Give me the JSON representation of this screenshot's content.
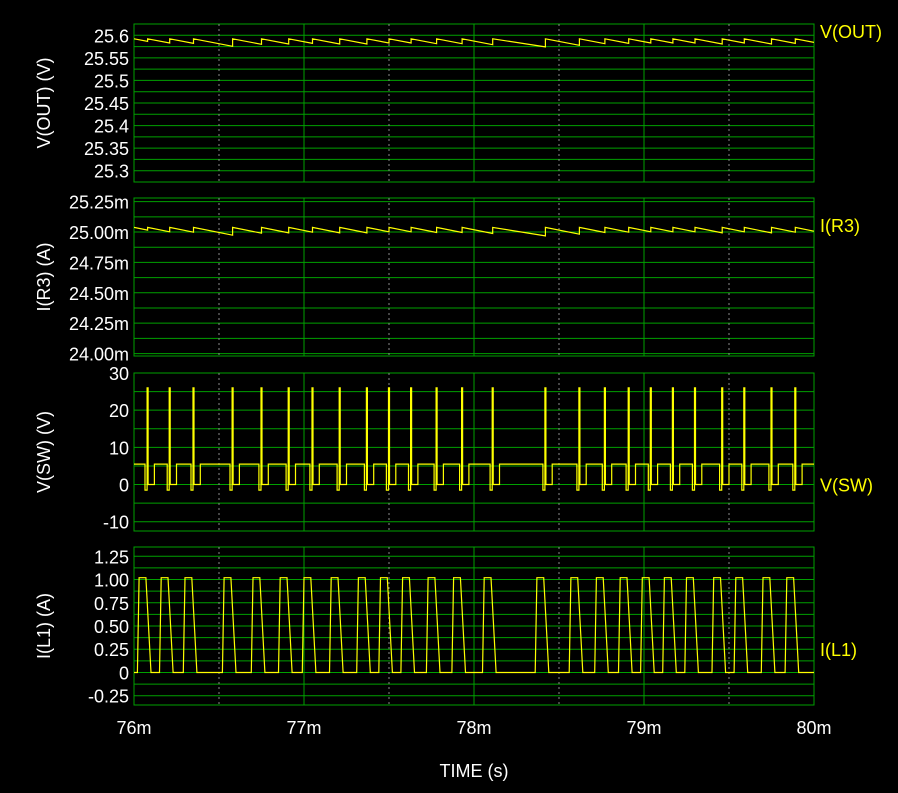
{
  "chart_data": {
    "type": "line",
    "xlabel": "TIME  (s)",
    "x_tick_labels": [
      "76m",
      "77m",
      "78m",
      "79m",
      "80m"
    ],
    "x_ticks": [
      0.076,
      0.077,
      0.078,
      0.079,
      0.08
    ],
    "xlim": [
      0.076,
      0.08
    ],
    "grid": true,
    "colors": {
      "background": "#000000",
      "grid": "#00a000",
      "trace": "#ffff00",
      "text": "#ffffff"
    },
    "panels": [
      {
        "name": "vout",
        "ylabel": "V(OUT)  (V)",
        "legend": "V(OUT)",
        "ylim": [
          25.275,
          25.625
        ],
        "y_ticks": [
          25.3,
          25.35,
          25.4,
          25.45,
          25.5,
          25.55,
          25.6
        ],
        "y_tick_labels": [
          "25.3",
          "25.35",
          "25.4",
          "25.45",
          "25.5",
          "25.55",
          "25.6"
        ],
        "signal": "sawtooth",
        "base": 25.585,
        "ripple": 0.018
      },
      {
        "name": "ir3",
        "ylabel": "I(R3)  (A)",
        "legend": "I(R3)",
        "ylim": [
          23.98,
          25.28
        ],
        "y_ticks": [
          24.0,
          24.25,
          24.5,
          24.75,
          25.0,
          25.25
        ],
        "y_tick_labels": [
          "24.00m",
          "24.25m",
          "24.50m",
          "24.75m",
          "25.00m",
          "25.25m"
        ],
        "signal": "sawtooth",
        "base": 25.01,
        "ripple": 0.07
      },
      {
        "name": "vsw",
        "ylabel": "V(SW)  (V)",
        "legend": "V(SW)",
        "ylim": [
          -12.5,
          30
        ],
        "y_ticks": [
          -10,
          0,
          10,
          20,
          30
        ],
        "y_tick_labels": [
          "-10",
          "0",
          "10",
          "20",
          "30"
        ],
        "signal": "switch",
        "high": 5.5,
        "low": 0,
        "spike": 26
      },
      {
        "name": "il1",
        "ylabel": "I(L1)  (A)",
        "legend": "I(L1)",
        "ylim": [
          -0.35,
          1.35
        ],
        "y_ticks": [
          -0.25,
          0,
          0.25,
          0.5,
          0.75,
          1.0,
          1.25
        ],
        "y_tick_labels": [
          "-0.25",
          "0",
          "0.25",
          "0.50",
          "0.75",
          "1.00",
          "1.25"
        ],
        "signal": "pulse",
        "high": 1.02,
        "low": 0
      }
    ],
    "pulse_times_ms": [
      76.08,
      76.21,
      76.35,
      76.58,
      76.75,
      76.91,
      77.05,
      77.21,
      77.37,
      77.5,
      77.63,
      77.78,
      77.93,
      78.11,
      78.42,
      78.62,
      78.77,
      78.91,
      79.04,
      79.17,
      79.3,
      79.46,
      79.59,
      79.75,
      79.89
    ]
  }
}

▶ **YOUR OBJECTIVE**
Write the listing out a second time exactly, dropping all images.

▶ **FULL ANSWER**
Give me the JSON representation of this screenshot's content.
{
  "chart_data": {
    "type": "line",
    "xlabel": "TIME  (s)",
    "x_tick_labels": [
      "76m",
      "77m",
      "78m",
      "79m",
      "80m"
    ],
    "x_ticks": [
      0.076,
      0.077,
      0.078,
      0.079,
      0.08
    ],
    "xlim": [
      0.076,
      0.08
    ],
    "grid": true,
    "colors": {
      "background": "#000000",
      "grid": "#00a000",
      "trace": "#ffff00",
      "text": "#ffffff"
    },
    "panels": [
      {
        "name": "vout",
        "ylabel": "V(OUT)  (V)",
        "legend": "V(OUT)",
        "ylim": [
          25.275,
          25.625
        ],
        "y_ticks": [
          25.3,
          25.35,
          25.4,
          25.45,
          25.5,
          25.55,
          25.6
        ],
        "y_tick_labels": [
          "25.3",
          "25.35",
          "25.4",
          "25.45",
          "25.5",
          "25.55",
          "25.6"
        ],
        "signal": "sawtooth",
        "base": 25.585,
        "ripple": 0.018
      },
      {
        "name": "ir3",
        "ylabel": "I(R3)  (A)",
        "legend": "I(R3)",
        "ylim": [
          23.98,
          25.28
        ],
        "y_ticks": [
          24.0,
          24.25,
          24.5,
          24.75,
          25.0,
          25.25
        ],
        "y_tick_labels": [
          "24.00m",
          "24.25m",
          "24.50m",
          "24.75m",
          "25.00m",
          "25.25m"
        ],
        "signal": "sawtooth",
        "base": 25.01,
        "ripple": 0.07
      },
      {
        "name": "vsw",
        "ylabel": "V(SW)  (V)",
        "legend": "V(SW)",
        "ylim": [
          -12.5,
          30
        ],
        "y_ticks": [
          -10,
          0,
          10,
          20,
          30
        ],
        "y_tick_labels": [
          "-10",
          "0",
          "10",
          "20",
          "30"
        ],
        "signal": "switch",
        "high": 5.5,
        "low": 0,
        "spike": 26
      },
      {
        "name": "il1",
        "ylabel": "I(L1)  (A)",
        "legend": "I(L1)",
        "ylim": [
          -0.35,
          1.35
        ],
        "y_ticks": [
          -0.25,
          0,
          0.25,
          0.5,
          0.75,
          1.0,
          1.25
        ],
        "y_tick_labels": [
          "-0.25",
          "0",
          "0.25",
          "0.50",
          "0.75",
          "1.00",
          "1.25"
        ],
        "signal": "pulse",
        "high": 1.02,
        "low": 0
      }
    ],
    "pulse_times_ms": [
      76.08,
      76.21,
      76.35,
      76.58,
      76.75,
      76.91,
      77.05,
      77.21,
      77.37,
      77.5,
      77.63,
      77.78,
      77.93,
      78.11,
      78.42,
      78.62,
      78.77,
      78.91,
      79.04,
      79.17,
      79.3,
      79.46,
      79.59,
      79.75,
      79.89
    ]
  }
}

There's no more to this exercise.